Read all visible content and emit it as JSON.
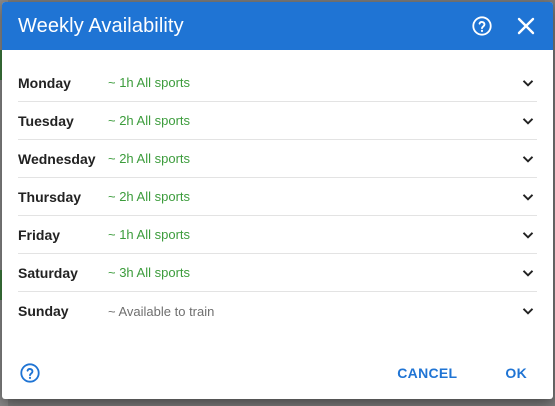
{
  "dialog": {
    "title": "Weekly Availability",
    "help_icon": "help-circle-icon",
    "close_icon": "close-icon"
  },
  "days": [
    {
      "day": "Monday",
      "summary": "~ 1h All sports",
      "status": "green"
    },
    {
      "day": "Tuesday",
      "summary": "~ 2h All sports",
      "status": "green"
    },
    {
      "day": "Wednesday",
      "summary": "~ 2h All sports",
      "status": "green"
    },
    {
      "day": "Thursday",
      "summary": "~ 2h All sports",
      "status": "green"
    },
    {
      "day": "Friday",
      "summary": "~ 1h All sports",
      "status": "green"
    },
    {
      "day": "Saturday",
      "summary": "~ 3h All sports",
      "status": "green"
    },
    {
      "day": "Sunday",
      "summary": "~ Available to train",
      "status": "grey"
    }
  ],
  "footer": {
    "help_icon": "help-circle-icon",
    "cancel_label": "CANCEL",
    "ok_label": "OK"
  },
  "colors": {
    "header": "#1f74d4",
    "accent": "#1f74d4",
    "green_text": "#3c9c3c",
    "grey_text": "#6f6f6f"
  }
}
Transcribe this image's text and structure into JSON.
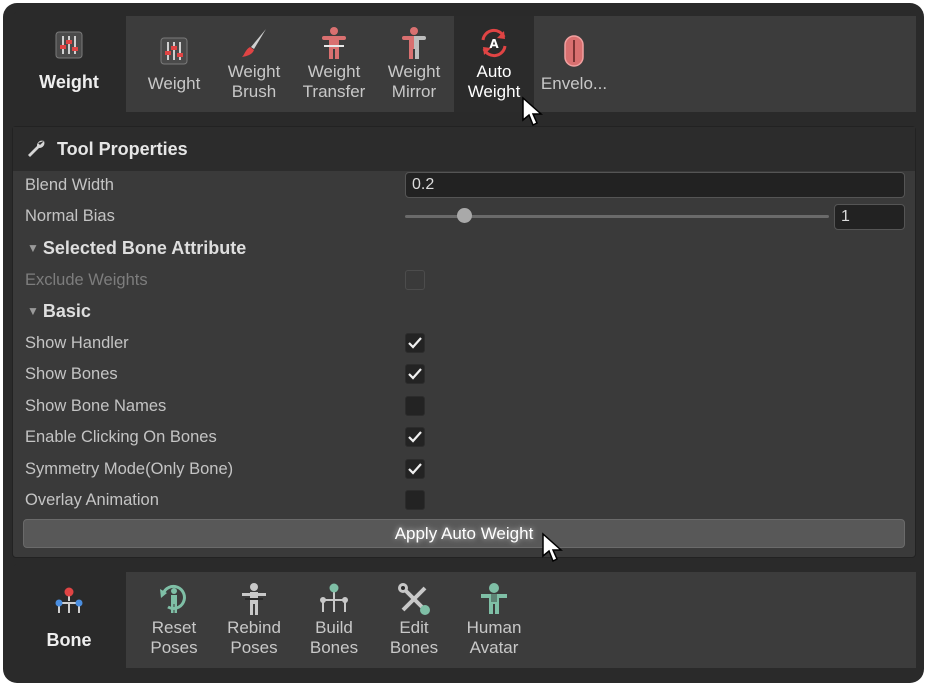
{
  "weight_panel": {
    "category_label": "Weight",
    "tools": [
      {
        "label": "Weight",
        "icon": "sliders-icon"
      },
      {
        "label": "Weight\nBrush",
        "icon": "brush-icon"
      },
      {
        "label": "Weight\nTransfer",
        "icon": "weight-transfer-icon"
      },
      {
        "label": "Weight\nMirror",
        "icon": "weight-mirror-icon"
      },
      {
        "label": "Auto\nWeight",
        "icon": "auto-weight-icon",
        "active": true
      },
      {
        "label": "Envelo...",
        "icon": "envelope-icon"
      }
    ]
  },
  "tool_properties": {
    "title": "Tool Properties",
    "blend_width": {
      "label": "Blend Width",
      "value": "0.2"
    },
    "normal_bias": {
      "label": "Normal Bias",
      "value": "1",
      "slider_fraction": 0.14
    },
    "selected_bone_section": "Selected Bone Attribute",
    "exclude_weights": {
      "label": "Exclude Weights",
      "checked": false,
      "disabled": true
    },
    "basic_section": "Basic",
    "options": [
      {
        "label": "Show Handler",
        "checked": true
      },
      {
        "label": "Show Bones",
        "checked": true
      },
      {
        "label": "Show Bone Names",
        "checked": false
      },
      {
        "label": "Enable Clicking On Bones",
        "checked": true
      },
      {
        "label": "Symmetry Mode(Only Bone)",
        "checked": true
      },
      {
        "label": "Overlay Animation",
        "checked": false
      }
    ],
    "apply_button": "Apply Auto Weight"
  },
  "bone_panel": {
    "category_label": "Bone",
    "tools": [
      {
        "label": "Reset\nPoses",
        "icon": "reset-poses-icon"
      },
      {
        "label": "Rebind\nPoses",
        "icon": "rebind-poses-icon"
      },
      {
        "label": "Build\nBones",
        "icon": "build-bones-icon"
      },
      {
        "label": "Edit\nBones",
        "icon": "edit-bones-icon"
      },
      {
        "label": "Human\nAvatar",
        "icon": "human-avatar-icon"
      }
    ]
  },
  "colors": {
    "accent_red": "#e04444",
    "bone_green": "#7fbfa6",
    "panel_bg": "#3a3a3a",
    "frame_bg": "#2a2a2a"
  }
}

☆ ☆ ☆

## EXERCISE AIM
Go through the entries above and output them exactly, without pictures.

## IN RESPONSE
Read all visible content and emit it as JSON.
{
  "dialog": {
    "title": "Weekly Availability",
    "help_icon": "help-circle-icon",
    "close_icon": "close-icon"
  },
  "days": [
    {
      "day": "Monday",
      "summary": "~ 1h All sports",
      "status": "green"
    },
    {
      "day": "Tuesday",
      "summary": "~ 2h All sports",
      "status": "green"
    },
    {
      "day": "Wednesday",
      "summary": "~ 2h All sports",
      "status": "green"
    },
    {
      "day": "Thursday",
      "summary": "~ 2h All sports",
      "status": "green"
    },
    {
      "day": "Friday",
      "summary": "~ 1h All sports",
      "status": "green"
    },
    {
      "day": "Saturday",
      "summary": "~ 3h All sports",
      "status": "green"
    },
    {
      "day": "Sunday",
      "summary": "~ Available to train",
      "status": "grey"
    }
  ],
  "footer": {
    "help_icon": "help-circle-icon",
    "cancel_label": "CANCEL",
    "ok_label": "OK"
  },
  "colors": {
    "header": "#1f74d4",
    "accent": "#1f74d4",
    "green_text": "#3c9c3c",
    "grey_text": "#6f6f6f"
  }
}
Transcribe this image's text and structure into JSON.
{
  "weight_panel": {
    "category_label": "Weight",
    "tools": [
      {
        "label": "Weight",
        "icon": "sliders-icon"
      },
      {
        "label": "Weight\nBrush",
        "icon": "brush-icon"
      },
      {
        "label": "Weight\nTransfer",
        "icon": "weight-transfer-icon"
      },
      {
        "label": "Weight\nMirror",
        "icon": "weight-mirror-icon"
      },
      {
        "label": "Auto\nWeight",
        "icon": "auto-weight-icon",
        "active": true
      },
      {
        "label": "Envelo...",
        "icon": "envelope-icon"
      }
    ]
  },
  "tool_properties": {
    "title": "Tool Properties",
    "blend_width": {
      "label": "Blend Width",
      "value": "0.2"
    },
    "normal_bias": {
      "label": "Normal Bias",
      "value": "1",
      "slider_fraction": 0.14
    },
    "selected_bone_section": "Selected Bone Attribute",
    "exclude_weights": {
      "label": "Exclude Weights",
      "checked": false,
      "disabled": true
    },
    "basic_section": "Basic",
    "options": [
      {
        "label": "Show Handler",
        "checked": true
      },
      {
        "label": "Show Bones",
        "checked": true
      },
      {
        "label": "Show Bone Names",
        "checked": false
      },
      {
        "label": "Enable Clicking On Bones",
        "checked": true
      },
      {
        "label": "Symmetry Mode(Only Bone)",
        "checked": true
      },
      {
        "label": "Overlay Animation",
        "checked": false
      }
    ],
    "apply_button": "Apply Auto Weight"
  },
  "bone_panel": {
    "category_label": "Bone",
    "tools": [
      {
        "label": "Reset\nPoses",
        "icon": "reset-poses-icon"
      },
      {
        "label": "Rebind\nPoses",
        "icon": "rebind-poses-icon"
      },
      {
        "label": "Build\nBones",
        "icon": "build-bones-icon"
      },
      {
        "label": "Edit\nBones",
        "icon": "edit-bones-icon"
      },
      {
        "label": "Human\nAvatar",
        "icon": "human-avatar-icon"
      }
    ]
  },
  "colors": {
    "accent_red": "#e04444",
    "bone_green": "#7fbfa6",
    "panel_bg": "#3a3a3a",
    "frame_bg": "#2a2a2a"
  }
}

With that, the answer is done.